**What to do:** Every line below should be repeated exactly.

**Task material:**
= = = = =
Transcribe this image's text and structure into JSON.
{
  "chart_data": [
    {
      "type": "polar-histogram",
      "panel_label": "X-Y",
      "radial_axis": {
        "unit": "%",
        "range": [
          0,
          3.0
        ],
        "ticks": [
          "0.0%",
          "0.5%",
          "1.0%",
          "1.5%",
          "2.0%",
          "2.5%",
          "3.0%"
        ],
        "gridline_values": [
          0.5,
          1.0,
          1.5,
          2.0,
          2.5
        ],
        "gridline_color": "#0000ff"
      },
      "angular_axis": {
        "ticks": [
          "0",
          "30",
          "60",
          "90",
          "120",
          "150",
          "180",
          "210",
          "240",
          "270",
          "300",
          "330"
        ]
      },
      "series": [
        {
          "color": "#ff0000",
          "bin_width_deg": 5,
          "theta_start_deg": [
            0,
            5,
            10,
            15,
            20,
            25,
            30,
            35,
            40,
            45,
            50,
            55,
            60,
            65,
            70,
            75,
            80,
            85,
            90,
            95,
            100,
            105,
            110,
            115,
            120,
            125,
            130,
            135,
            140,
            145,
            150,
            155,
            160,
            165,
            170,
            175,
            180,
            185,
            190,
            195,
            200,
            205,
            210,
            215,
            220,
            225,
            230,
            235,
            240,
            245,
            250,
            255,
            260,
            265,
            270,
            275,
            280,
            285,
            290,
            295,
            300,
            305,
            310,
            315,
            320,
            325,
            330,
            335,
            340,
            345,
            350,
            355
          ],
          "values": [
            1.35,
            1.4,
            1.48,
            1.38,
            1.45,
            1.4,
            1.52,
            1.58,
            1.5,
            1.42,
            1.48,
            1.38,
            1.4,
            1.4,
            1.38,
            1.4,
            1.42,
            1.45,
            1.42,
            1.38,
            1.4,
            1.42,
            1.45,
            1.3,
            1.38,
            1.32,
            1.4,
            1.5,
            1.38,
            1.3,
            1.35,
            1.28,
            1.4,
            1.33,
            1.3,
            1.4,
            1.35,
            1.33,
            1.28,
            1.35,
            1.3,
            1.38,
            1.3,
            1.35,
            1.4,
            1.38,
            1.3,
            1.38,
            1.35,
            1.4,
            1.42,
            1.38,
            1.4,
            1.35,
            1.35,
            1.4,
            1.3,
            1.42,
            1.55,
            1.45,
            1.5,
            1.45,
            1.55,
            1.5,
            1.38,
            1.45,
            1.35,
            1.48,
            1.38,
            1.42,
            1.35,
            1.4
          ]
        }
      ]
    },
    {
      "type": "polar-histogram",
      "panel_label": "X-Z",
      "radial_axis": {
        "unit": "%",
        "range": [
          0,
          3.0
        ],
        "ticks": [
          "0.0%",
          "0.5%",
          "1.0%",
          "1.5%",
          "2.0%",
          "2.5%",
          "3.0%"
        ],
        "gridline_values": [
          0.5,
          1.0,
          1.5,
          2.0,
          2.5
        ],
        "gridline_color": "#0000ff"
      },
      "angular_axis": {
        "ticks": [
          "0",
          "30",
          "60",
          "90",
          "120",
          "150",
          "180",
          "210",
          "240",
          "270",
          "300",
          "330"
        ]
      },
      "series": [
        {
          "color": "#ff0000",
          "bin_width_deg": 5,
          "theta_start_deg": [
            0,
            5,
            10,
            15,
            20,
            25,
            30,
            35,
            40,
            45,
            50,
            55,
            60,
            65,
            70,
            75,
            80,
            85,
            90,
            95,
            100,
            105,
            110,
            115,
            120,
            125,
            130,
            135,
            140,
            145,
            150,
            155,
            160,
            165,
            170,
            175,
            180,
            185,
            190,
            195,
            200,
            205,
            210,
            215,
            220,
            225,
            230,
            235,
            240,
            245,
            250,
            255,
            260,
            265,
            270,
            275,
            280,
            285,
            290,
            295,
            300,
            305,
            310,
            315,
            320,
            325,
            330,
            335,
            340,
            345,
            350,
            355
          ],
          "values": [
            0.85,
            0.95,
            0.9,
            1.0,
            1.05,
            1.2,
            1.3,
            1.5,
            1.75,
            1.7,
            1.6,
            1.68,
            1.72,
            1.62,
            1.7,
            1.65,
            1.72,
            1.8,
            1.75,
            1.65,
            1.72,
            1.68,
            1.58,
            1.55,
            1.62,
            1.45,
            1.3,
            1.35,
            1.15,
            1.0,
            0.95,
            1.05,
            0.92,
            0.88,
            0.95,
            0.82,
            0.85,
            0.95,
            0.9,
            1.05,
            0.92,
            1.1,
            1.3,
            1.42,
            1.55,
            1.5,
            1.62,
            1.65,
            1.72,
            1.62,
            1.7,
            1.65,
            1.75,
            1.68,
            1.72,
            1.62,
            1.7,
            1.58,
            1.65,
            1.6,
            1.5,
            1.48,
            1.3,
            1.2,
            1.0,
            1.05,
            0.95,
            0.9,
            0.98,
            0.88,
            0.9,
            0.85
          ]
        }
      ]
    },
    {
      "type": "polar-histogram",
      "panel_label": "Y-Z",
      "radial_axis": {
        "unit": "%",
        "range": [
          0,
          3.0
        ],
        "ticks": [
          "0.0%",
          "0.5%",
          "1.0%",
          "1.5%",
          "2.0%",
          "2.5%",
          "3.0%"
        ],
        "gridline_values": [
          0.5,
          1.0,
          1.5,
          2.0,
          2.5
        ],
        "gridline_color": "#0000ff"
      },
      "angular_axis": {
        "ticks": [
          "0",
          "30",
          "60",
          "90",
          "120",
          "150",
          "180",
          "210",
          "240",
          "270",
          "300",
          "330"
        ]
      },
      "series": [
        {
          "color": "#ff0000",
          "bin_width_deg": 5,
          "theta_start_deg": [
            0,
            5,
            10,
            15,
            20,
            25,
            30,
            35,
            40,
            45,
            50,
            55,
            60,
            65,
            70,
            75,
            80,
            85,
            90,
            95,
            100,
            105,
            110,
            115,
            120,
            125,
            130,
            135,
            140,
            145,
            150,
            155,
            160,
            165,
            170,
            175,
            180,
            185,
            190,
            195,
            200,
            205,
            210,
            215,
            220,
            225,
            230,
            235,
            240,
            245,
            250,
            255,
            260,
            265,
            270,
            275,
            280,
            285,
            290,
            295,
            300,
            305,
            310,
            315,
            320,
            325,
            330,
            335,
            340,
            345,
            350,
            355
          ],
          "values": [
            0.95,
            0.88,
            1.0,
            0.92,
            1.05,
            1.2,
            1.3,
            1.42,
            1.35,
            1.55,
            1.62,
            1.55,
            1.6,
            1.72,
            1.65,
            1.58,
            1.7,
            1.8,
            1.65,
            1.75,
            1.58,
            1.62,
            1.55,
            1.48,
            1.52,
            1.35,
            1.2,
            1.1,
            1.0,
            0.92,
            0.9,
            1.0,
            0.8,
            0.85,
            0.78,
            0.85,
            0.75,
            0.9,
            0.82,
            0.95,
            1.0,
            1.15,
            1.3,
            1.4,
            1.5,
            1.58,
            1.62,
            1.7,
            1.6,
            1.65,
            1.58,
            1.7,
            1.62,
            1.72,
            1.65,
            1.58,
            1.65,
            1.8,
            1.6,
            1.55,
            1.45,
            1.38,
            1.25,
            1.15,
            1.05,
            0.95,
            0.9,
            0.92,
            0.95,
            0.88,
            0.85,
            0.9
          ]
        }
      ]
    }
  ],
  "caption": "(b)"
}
= = = = =
**Problem solution:**
Transcribe this image's text and structure into JSON.
{
  "chart_data": [
    {
      "type": "polar-histogram",
      "panel_label": "X-Y",
      "radial_axis": {
        "unit": "%",
        "range": [
          0,
          3.0
        ],
        "ticks": [
          "0.0%",
          "0.5%",
          "1.0%",
          "1.5%",
          "2.0%",
          "2.5%",
          "3.0%"
        ],
        "gridline_values": [
          0.5,
          1.0,
          1.5,
          2.0,
          2.5
        ],
        "gridline_color": "#0000ff"
      },
      "angular_axis": {
        "ticks": [
          "0",
          "30",
          "60",
          "90",
          "120",
          "150",
          "180",
          "210",
          "240",
          "270",
          "300",
          "330"
        ]
      },
      "series": [
        {
          "color": "#ff0000",
          "bin_width_deg": 5,
          "theta_start_deg": [
            0,
            5,
            10,
            15,
            20,
            25,
            30,
            35,
            40,
            45,
            50,
            55,
            60,
            65,
            70,
            75,
            80,
            85,
            90,
            95,
            100,
            105,
            110,
            115,
            120,
            125,
            130,
            135,
            140,
            145,
            150,
            155,
            160,
            165,
            170,
            175,
            180,
            185,
            190,
            195,
            200,
            205,
            210,
            215,
            220,
            225,
            230,
            235,
            240,
            245,
            250,
            255,
            260,
            265,
            270,
            275,
            280,
            285,
            290,
            295,
            300,
            305,
            310,
            315,
            320,
            325,
            330,
            335,
            340,
            345,
            350,
            355
          ],
          "values": [
            1.35,
            1.4,
            1.48,
            1.38,
            1.45,
            1.4,
            1.52,
            1.58,
            1.5,
            1.42,
            1.48,
            1.38,
            1.4,
            1.4,
            1.38,
            1.4,
            1.42,
            1.45,
            1.42,
            1.38,
            1.4,
            1.42,
            1.45,
            1.3,
            1.38,
            1.32,
            1.4,
            1.5,
            1.38,
            1.3,
            1.35,
            1.28,
            1.4,
            1.33,
            1.3,
            1.4,
            1.35,
            1.33,
            1.28,
            1.35,
            1.3,
            1.38,
            1.3,
            1.35,
            1.4,
            1.38,
            1.3,
            1.38,
            1.35,
            1.4,
            1.42,
            1.38,
            1.4,
            1.35,
            1.35,
            1.4,
            1.3,
            1.42,
            1.55,
            1.45,
            1.5,
            1.45,
            1.55,
            1.5,
            1.38,
            1.45,
            1.35,
            1.48,
            1.38,
            1.42,
            1.35,
            1.4
          ]
        }
      ]
    },
    {
      "type": "polar-histogram",
      "panel_label": "X-Z",
      "radial_axis": {
        "unit": "%",
        "range": [
          0,
          3.0
        ],
        "ticks": [
          "0.0%",
          "0.5%",
          "1.0%",
          "1.5%",
          "2.0%",
          "2.5%",
          "3.0%"
        ],
        "gridline_values": [
          0.5,
          1.0,
          1.5,
          2.0,
          2.5
        ],
        "gridline_color": "#0000ff"
      },
      "angular_axis": {
        "ticks": [
          "0",
          "30",
          "60",
          "90",
          "120",
          "150",
          "180",
          "210",
          "240",
          "270",
          "300",
          "330"
        ]
      },
      "series": [
        {
          "color": "#ff0000",
          "bin_width_deg": 5,
          "theta_start_deg": [
            0,
            5,
            10,
            15,
            20,
            25,
            30,
            35,
            40,
            45,
            50,
            55,
            60,
            65,
            70,
            75,
            80,
            85,
            90,
            95,
            100,
            105,
            110,
            115,
            120,
            125,
            130,
            135,
            140,
            145,
            150,
            155,
            160,
            165,
            170,
            175,
            180,
            185,
            190,
            195,
            200,
            205,
            210,
            215,
            220,
            225,
            230,
            235,
            240,
            245,
            250,
            255,
            260,
            265,
            270,
            275,
            280,
            285,
            290,
            295,
            300,
            305,
            310,
            315,
            320,
            325,
            330,
            335,
            340,
            345,
            350,
            355
          ],
          "values": [
            0.85,
            0.95,
            0.9,
            1.0,
            1.05,
            1.2,
            1.3,
            1.5,
            1.75,
            1.7,
            1.6,
            1.68,
            1.72,
            1.62,
            1.7,
            1.65,
            1.72,
            1.8,
            1.75,
            1.65,
            1.72,
            1.68,
            1.58,
            1.55,
            1.62,
            1.45,
            1.3,
            1.35,
            1.15,
            1.0,
            0.95,
            1.05,
            0.92,
            0.88,
            0.95,
            0.82,
            0.85,
            0.95,
            0.9,
            1.05,
            0.92,
            1.1,
            1.3,
            1.42,
            1.55,
            1.5,
            1.62,
            1.65,
            1.72,
            1.62,
            1.7,
            1.65,
            1.75,
            1.68,
            1.72,
            1.62,
            1.7,
            1.58,
            1.65,
            1.6,
            1.5,
            1.48,
            1.3,
            1.2,
            1.0,
            1.05,
            0.95,
            0.9,
            0.98,
            0.88,
            0.9,
            0.85
          ]
        }
      ]
    },
    {
      "type": "polar-histogram",
      "panel_label": "Y-Z",
      "radial_axis": {
        "unit": "%",
        "range": [
          0,
          3.0
        ],
        "ticks": [
          "0.0%",
          "0.5%",
          "1.0%",
          "1.5%",
          "2.0%",
          "2.5%",
          "3.0%"
        ],
        "gridline_values": [
          0.5,
          1.0,
          1.5,
          2.0,
          2.5
        ],
        "gridline_color": "#0000ff"
      },
      "angular_axis": {
        "ticks": [
          "0",
          "30",
          "60",
          "90",
          "120",
          "150",
          "180",
          "210",
          "240",
          "270",
          "300",
          "330"
        ]
      },
      "series": [
        {
          "color": "#ff0000",
          "bin_width_deg": 5,
          "theta_start_deg": [
            0,
            5,
            10,
            15,
            20,
            25,
            30,
            35,
            40,
            45,
            50,
            55,
            60,
            65,
            70,
            75,
            80,
            85,
            90,
            95,
            100,
            105,
            110,
            115,
            120,
            125,
            130,
            135,
            140,
            145,
            150,
            155,
            160,
            165,
            170,
            175,
            180,
            185,
            190,
            195,
            200,
            205,
            210,
            215,
            220,
            225,
            230,
            235,
            240,
            245,
            250,
            255,
            260,
            265,
            270,
            275,
            280,
            285,
            290,
            295,
            300,
            305,
            310,
            315,
            320,
            325,
            330,
            335,
            340,
            345,
            350,
            355
          ],
          "values": [
            0.95,
            0.88,
            1.0,
            0.92,
            1.05,
            1.2,
            1.3,
            1.42,
            1.35,
            1.55,
            1.62,
            1.55,
            1.6,
            1.72,
            1.65,
            1.58,
            1.7,
            1.8,
            1.65,
            1.75,
            1.58,
            1.62,
            1.55,
            1.48,
            1.52,
            1.35,
            1.2,
            1.1,
            1.0,
            0.92,
            0.9,
            1.0,
            0.8,
            0.85,
            0.78,
            0.85,
            0.75,
            0.9,
            0.82,
            0.95,
            1.0,
            1.15,
            1.3,
            1.4,
            1.5,
            1.58,
            1.62,
            1.7,
            1.6,
            1.65,
            1.58,
            1.7,
            1.62,
            1.72,
            1.65,
            1.58,
            1.65,
            1.8,
            1.6,
            1.55,
            1.45,
            1.38,
            1.25,
            1.15,
            1.05,
            0.95,
            0.9,
            0.92,
            0.95,
            0.88,
            0.85,
            0.9
          ]
        }
      ]
    }
  ],
  "caption": "(b)"
}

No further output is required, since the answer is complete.